Work to complete:
Find every line in the records below that contains the word "object", and copy each such line.

-- Begin Raw data --

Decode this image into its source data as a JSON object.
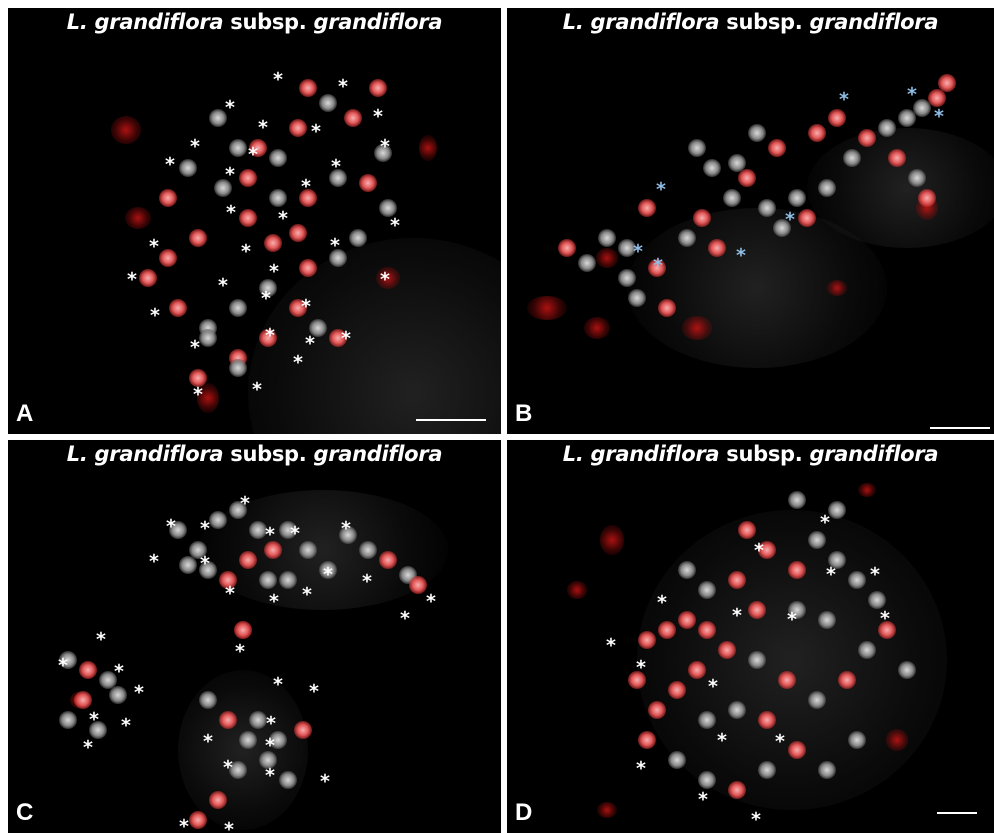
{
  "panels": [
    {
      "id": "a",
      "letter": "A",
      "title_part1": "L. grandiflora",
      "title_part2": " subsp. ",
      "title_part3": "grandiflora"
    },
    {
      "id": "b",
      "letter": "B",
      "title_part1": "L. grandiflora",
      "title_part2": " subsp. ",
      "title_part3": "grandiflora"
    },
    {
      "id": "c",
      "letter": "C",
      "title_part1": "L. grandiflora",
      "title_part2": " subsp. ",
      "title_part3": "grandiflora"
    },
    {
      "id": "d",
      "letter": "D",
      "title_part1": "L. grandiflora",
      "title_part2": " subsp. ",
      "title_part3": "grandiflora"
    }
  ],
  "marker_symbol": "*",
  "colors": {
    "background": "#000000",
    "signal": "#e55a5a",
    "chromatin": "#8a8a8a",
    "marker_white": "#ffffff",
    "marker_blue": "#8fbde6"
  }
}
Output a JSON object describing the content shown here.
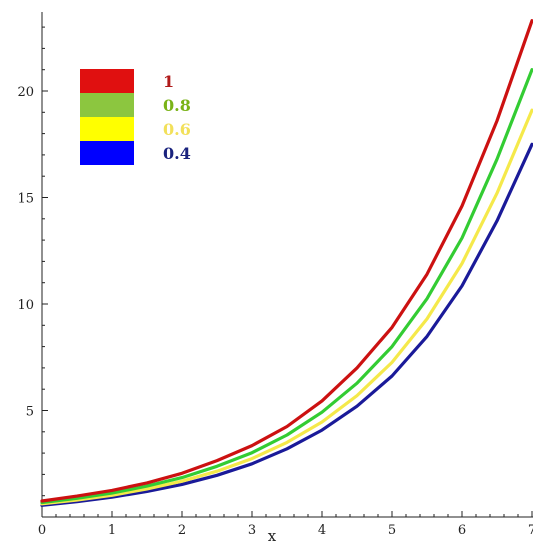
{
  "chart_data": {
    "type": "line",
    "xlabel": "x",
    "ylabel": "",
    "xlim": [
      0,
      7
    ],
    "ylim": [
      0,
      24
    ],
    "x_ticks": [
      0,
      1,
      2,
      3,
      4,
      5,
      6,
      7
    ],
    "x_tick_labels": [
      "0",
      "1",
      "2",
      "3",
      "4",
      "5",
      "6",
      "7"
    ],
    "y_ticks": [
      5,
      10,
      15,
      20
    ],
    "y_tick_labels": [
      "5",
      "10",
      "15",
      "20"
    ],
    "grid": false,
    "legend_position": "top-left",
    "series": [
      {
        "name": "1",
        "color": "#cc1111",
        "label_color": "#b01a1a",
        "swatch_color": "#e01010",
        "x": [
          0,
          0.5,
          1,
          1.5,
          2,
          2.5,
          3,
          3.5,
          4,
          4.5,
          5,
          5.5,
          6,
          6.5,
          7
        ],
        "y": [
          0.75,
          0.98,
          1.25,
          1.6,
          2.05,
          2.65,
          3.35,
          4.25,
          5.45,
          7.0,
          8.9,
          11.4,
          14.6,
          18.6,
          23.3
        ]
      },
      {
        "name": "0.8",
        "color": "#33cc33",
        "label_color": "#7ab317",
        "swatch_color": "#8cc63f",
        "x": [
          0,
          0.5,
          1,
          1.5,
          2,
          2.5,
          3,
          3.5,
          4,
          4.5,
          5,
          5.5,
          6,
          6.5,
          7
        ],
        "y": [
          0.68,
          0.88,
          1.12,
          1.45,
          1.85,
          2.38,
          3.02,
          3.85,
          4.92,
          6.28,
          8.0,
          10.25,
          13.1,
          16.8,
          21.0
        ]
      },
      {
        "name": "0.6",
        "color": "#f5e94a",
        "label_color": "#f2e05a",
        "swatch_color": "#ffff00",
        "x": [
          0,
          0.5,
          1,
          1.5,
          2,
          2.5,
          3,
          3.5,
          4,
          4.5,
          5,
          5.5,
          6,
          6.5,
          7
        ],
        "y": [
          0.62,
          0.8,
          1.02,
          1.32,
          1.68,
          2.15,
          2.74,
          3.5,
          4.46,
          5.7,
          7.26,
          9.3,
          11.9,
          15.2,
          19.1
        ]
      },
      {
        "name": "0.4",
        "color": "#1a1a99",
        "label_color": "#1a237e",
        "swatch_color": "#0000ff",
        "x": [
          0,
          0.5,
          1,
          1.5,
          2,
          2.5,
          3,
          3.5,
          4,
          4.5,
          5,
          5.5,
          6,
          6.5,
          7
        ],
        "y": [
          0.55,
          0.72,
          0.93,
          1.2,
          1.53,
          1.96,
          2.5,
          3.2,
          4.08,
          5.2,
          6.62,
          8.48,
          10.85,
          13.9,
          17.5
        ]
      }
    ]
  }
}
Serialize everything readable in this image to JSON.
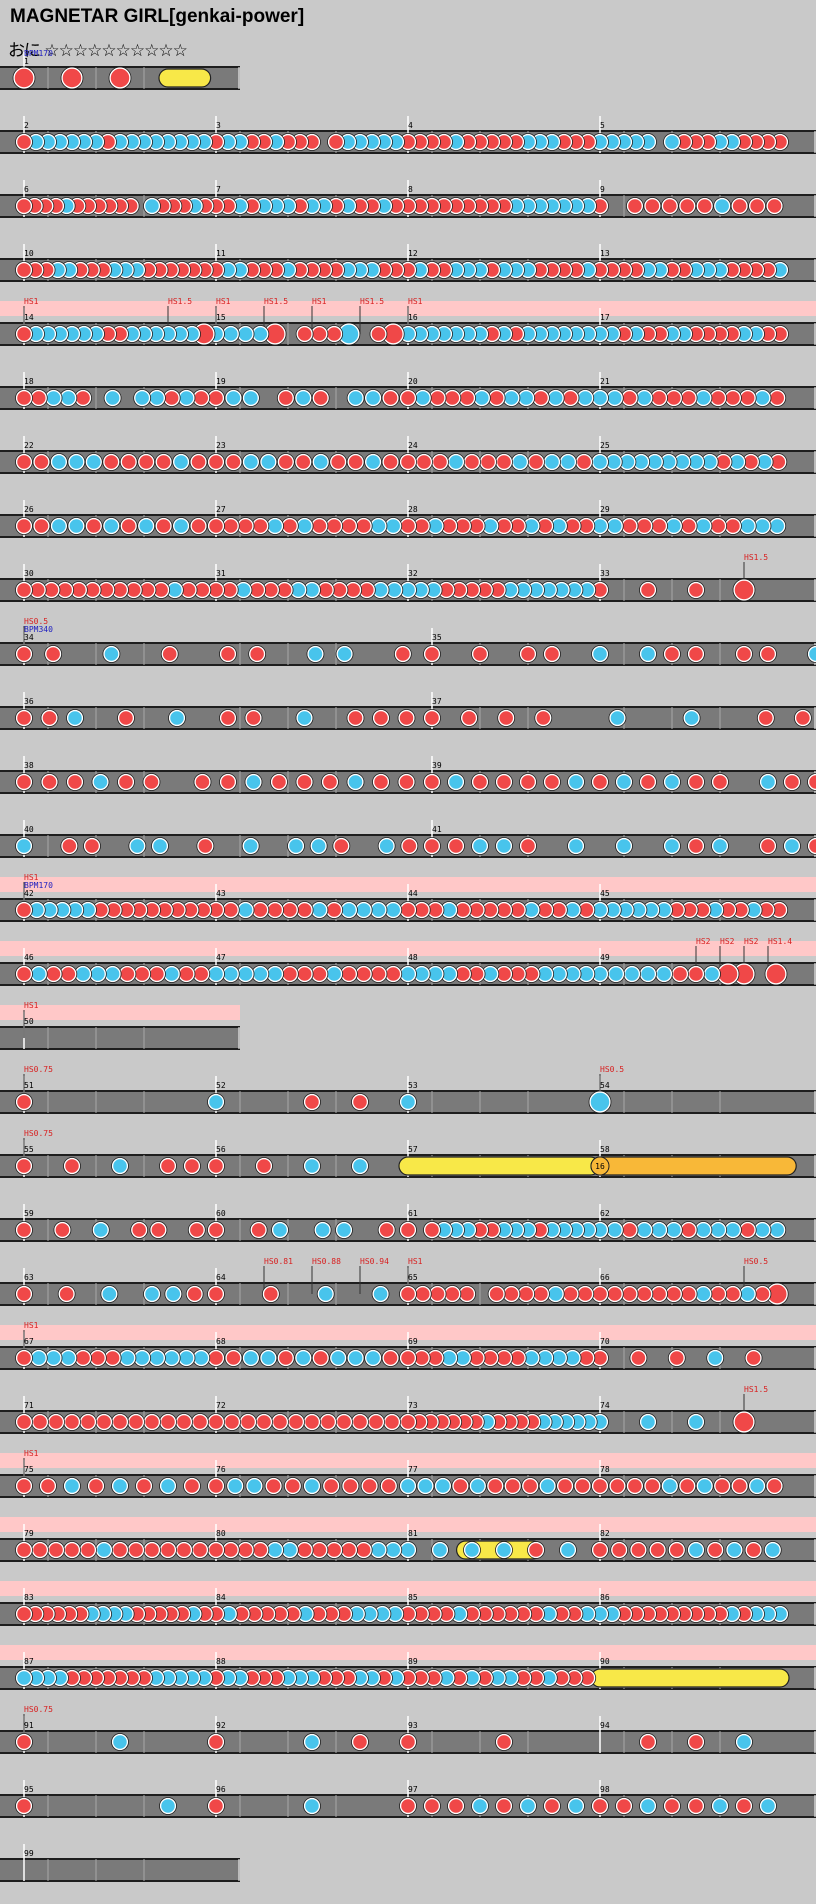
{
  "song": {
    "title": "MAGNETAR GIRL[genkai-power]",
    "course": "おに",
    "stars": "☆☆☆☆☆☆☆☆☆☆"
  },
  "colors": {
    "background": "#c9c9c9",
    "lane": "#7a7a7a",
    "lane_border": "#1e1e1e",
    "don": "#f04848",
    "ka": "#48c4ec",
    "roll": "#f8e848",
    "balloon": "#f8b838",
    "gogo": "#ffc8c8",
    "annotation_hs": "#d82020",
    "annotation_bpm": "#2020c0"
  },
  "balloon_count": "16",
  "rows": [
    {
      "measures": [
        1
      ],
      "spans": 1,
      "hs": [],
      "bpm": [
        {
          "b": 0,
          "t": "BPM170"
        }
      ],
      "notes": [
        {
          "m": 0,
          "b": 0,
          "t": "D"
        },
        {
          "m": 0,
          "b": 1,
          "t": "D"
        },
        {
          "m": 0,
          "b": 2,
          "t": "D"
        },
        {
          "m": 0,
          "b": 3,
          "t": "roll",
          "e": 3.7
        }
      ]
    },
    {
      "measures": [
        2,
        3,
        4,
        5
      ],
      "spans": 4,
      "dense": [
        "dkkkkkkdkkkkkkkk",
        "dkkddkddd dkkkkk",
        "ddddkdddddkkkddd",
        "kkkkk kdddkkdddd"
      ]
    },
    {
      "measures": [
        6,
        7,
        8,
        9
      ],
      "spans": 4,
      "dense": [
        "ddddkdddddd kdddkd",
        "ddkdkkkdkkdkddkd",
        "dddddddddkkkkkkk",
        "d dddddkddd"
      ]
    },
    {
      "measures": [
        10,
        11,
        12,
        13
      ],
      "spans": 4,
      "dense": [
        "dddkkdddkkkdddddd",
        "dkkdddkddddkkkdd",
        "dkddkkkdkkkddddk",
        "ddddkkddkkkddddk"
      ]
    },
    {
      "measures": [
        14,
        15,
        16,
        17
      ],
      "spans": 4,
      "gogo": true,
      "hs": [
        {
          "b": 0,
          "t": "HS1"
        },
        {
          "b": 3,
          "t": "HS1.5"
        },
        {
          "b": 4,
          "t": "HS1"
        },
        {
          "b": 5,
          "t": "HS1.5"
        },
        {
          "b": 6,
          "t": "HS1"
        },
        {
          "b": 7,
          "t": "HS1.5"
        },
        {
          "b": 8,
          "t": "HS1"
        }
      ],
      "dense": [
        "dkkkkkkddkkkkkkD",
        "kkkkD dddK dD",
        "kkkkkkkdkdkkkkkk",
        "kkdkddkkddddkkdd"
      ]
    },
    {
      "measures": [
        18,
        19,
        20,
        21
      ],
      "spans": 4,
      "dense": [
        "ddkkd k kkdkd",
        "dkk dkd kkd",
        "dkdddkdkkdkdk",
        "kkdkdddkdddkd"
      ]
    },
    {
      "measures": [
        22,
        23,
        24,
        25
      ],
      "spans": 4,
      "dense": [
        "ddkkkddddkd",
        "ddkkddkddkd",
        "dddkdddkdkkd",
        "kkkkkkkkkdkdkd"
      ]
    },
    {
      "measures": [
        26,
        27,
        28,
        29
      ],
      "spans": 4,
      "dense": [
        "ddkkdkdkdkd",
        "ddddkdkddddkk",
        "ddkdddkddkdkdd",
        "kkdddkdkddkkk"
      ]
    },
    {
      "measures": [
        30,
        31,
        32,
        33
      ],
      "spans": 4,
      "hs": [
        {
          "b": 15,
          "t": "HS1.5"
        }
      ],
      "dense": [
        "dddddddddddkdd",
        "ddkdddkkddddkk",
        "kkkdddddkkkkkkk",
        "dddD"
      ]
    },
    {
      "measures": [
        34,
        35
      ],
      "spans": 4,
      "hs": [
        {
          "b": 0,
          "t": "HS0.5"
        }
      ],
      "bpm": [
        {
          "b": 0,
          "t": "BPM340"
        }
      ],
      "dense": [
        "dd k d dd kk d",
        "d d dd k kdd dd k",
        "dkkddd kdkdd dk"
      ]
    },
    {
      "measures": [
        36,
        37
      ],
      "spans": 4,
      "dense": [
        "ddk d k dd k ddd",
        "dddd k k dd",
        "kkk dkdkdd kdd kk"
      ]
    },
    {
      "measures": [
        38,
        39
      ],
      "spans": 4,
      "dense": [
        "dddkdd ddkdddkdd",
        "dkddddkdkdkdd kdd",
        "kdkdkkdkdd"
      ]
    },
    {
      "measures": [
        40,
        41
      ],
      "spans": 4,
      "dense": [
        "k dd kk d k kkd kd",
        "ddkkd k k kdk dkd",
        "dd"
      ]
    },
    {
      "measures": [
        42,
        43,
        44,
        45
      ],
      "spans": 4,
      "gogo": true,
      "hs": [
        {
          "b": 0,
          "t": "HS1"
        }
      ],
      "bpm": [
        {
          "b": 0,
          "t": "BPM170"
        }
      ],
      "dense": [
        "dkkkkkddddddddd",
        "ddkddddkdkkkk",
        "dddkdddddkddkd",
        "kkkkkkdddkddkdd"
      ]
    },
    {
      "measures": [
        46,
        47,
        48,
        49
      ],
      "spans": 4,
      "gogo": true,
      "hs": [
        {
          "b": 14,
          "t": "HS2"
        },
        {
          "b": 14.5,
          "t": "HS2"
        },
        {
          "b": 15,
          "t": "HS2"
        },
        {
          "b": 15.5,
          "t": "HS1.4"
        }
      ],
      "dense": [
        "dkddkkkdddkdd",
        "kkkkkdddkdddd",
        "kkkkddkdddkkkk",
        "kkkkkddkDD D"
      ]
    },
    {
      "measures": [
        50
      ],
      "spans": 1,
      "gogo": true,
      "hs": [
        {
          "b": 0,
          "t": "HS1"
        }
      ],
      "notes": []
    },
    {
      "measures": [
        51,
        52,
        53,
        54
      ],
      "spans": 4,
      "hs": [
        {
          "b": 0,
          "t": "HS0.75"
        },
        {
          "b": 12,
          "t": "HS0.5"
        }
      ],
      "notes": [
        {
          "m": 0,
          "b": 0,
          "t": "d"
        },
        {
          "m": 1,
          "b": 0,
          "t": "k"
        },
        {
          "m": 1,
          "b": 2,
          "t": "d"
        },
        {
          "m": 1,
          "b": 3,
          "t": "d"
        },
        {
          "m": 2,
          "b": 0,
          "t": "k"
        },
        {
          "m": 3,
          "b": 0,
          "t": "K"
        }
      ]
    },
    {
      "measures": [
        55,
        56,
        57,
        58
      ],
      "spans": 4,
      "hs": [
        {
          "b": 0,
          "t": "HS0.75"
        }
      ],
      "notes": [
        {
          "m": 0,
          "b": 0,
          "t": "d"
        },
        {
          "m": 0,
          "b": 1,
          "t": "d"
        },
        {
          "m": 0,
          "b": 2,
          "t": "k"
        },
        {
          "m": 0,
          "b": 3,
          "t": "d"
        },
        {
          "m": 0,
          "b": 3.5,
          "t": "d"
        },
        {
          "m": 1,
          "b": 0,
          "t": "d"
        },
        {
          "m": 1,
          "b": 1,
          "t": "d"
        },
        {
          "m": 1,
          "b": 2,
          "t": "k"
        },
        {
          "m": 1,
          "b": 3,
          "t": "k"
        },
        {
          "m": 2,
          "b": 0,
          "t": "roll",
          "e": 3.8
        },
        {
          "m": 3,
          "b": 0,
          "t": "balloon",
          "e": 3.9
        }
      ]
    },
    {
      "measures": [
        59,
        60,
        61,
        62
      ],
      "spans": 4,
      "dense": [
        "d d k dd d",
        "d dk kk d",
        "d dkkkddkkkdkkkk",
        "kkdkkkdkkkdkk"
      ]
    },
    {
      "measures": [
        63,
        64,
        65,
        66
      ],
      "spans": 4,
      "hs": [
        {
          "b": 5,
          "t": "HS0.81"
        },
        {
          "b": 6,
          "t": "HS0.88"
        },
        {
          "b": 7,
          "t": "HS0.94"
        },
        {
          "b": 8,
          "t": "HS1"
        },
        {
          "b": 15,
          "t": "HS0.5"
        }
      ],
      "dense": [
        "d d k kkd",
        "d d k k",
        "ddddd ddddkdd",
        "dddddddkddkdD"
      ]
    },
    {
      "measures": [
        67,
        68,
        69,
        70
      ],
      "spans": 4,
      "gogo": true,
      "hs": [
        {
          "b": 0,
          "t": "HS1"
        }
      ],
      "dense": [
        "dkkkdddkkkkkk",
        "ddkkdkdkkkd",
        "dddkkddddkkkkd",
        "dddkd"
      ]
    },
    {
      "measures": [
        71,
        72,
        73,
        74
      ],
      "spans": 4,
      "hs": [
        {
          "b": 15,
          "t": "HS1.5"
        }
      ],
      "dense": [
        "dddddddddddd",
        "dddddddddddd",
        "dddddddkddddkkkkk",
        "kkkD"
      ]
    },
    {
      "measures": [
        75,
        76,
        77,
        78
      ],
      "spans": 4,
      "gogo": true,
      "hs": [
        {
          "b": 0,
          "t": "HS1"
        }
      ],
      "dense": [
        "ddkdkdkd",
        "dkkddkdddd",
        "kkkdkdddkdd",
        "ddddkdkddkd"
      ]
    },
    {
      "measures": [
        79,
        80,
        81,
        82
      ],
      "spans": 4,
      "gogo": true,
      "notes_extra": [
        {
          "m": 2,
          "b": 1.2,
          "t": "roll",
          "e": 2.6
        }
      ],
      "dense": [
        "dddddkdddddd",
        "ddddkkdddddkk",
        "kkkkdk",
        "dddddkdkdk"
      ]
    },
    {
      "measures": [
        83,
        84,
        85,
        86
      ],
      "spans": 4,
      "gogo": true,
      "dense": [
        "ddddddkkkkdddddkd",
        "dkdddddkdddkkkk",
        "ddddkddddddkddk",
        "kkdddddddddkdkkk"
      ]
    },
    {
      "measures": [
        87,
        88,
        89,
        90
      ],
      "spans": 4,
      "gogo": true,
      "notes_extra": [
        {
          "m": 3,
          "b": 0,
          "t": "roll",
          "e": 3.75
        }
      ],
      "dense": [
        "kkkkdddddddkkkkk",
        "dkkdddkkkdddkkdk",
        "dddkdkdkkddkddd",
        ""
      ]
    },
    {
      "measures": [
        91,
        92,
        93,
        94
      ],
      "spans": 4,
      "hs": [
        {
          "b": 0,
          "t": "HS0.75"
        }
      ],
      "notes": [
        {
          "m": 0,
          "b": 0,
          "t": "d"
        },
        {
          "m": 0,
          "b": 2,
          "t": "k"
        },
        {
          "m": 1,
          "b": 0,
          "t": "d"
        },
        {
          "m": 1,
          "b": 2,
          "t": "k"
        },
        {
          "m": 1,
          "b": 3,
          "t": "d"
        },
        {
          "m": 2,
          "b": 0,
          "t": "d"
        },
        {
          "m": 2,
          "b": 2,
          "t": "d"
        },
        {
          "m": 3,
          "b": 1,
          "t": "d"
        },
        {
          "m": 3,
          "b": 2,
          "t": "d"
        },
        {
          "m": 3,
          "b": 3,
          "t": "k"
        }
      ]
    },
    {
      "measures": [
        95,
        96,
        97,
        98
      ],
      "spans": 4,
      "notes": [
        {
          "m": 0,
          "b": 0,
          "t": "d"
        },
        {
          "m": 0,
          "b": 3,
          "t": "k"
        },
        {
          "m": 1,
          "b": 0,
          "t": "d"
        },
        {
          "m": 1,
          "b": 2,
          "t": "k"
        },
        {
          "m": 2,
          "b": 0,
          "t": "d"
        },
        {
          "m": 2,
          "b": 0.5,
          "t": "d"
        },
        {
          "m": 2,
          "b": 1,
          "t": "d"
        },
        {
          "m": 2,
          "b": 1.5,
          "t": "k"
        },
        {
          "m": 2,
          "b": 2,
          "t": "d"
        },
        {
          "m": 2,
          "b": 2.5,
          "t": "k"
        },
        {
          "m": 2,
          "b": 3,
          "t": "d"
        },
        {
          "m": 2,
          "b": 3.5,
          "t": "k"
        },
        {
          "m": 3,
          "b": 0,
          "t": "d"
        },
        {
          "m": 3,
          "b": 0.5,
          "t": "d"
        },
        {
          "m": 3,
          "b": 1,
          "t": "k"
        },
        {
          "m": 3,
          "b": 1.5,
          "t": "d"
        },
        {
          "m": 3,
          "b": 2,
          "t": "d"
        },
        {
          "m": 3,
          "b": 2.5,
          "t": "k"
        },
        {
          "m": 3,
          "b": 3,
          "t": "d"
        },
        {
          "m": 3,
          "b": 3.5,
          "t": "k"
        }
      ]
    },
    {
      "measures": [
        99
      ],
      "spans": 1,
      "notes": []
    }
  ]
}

-- End Raw data --

Exercise answer:
Decode this image into its source data as a JSON object.
Output a JSON object describing the content shown here.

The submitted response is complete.